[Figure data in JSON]
□ □ □ □

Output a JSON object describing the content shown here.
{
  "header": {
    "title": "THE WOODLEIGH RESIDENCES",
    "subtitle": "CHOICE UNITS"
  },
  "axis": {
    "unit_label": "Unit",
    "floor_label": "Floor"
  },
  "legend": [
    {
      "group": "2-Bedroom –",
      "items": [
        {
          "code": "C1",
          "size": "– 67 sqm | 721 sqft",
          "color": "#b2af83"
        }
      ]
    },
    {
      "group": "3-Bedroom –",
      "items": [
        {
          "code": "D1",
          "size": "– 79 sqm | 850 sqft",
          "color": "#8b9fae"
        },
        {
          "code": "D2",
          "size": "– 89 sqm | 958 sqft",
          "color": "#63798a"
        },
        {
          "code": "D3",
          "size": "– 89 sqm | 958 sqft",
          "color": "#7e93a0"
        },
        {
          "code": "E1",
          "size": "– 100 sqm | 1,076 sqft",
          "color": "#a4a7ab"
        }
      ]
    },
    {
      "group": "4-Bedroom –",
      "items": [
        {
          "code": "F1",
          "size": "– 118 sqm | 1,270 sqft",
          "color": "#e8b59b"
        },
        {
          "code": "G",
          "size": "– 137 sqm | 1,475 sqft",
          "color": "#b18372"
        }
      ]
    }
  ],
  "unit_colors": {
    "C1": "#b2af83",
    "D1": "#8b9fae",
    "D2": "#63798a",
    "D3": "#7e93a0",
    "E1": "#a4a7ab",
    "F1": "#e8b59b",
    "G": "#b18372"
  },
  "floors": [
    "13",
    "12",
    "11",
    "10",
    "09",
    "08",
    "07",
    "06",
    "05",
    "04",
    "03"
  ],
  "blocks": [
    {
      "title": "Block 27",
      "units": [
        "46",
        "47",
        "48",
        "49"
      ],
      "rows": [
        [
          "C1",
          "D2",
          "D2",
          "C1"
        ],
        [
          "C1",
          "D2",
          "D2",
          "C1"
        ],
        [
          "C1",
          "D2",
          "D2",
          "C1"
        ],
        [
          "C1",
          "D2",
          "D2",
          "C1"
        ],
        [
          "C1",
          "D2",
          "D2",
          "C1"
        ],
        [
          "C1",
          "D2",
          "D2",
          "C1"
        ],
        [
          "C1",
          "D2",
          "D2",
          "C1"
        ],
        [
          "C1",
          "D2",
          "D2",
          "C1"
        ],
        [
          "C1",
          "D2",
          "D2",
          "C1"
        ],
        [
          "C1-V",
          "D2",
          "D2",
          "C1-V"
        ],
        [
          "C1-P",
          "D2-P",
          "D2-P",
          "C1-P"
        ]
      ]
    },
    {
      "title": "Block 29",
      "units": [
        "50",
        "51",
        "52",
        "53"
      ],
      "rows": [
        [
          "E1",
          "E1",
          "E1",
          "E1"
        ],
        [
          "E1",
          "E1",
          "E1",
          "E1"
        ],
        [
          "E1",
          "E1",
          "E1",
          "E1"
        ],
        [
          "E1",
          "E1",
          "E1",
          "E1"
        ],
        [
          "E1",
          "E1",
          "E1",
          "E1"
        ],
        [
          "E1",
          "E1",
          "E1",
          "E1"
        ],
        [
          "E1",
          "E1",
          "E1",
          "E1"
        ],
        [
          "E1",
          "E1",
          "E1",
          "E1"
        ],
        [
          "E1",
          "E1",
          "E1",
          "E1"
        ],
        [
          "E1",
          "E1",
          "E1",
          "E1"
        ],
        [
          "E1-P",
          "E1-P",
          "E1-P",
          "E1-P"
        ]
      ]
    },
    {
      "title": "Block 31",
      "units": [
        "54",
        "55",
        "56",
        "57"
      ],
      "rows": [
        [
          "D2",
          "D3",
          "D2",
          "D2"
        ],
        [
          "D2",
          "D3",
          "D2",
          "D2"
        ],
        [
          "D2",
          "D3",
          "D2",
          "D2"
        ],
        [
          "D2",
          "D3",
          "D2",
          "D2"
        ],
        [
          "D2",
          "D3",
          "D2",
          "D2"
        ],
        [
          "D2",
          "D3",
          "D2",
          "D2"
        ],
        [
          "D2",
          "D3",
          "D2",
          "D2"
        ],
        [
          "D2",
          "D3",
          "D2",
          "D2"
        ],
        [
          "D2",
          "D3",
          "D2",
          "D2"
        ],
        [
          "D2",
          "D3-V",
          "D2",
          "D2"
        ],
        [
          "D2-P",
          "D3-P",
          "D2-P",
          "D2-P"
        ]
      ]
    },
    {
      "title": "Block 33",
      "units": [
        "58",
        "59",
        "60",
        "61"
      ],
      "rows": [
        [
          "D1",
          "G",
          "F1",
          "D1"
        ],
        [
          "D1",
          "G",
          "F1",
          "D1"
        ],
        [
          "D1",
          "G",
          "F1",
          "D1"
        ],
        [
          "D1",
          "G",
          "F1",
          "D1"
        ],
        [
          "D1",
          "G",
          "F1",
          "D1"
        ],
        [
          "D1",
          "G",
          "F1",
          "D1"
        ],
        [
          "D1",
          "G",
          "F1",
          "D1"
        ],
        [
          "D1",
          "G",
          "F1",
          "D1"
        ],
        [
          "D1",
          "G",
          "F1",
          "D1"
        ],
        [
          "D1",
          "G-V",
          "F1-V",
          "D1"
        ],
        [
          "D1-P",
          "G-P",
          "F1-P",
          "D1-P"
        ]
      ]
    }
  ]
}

□ □ □ □

» Task objective: Using the entries above, state how many lines include the word "Bedroom", with no other words.

» Response: 3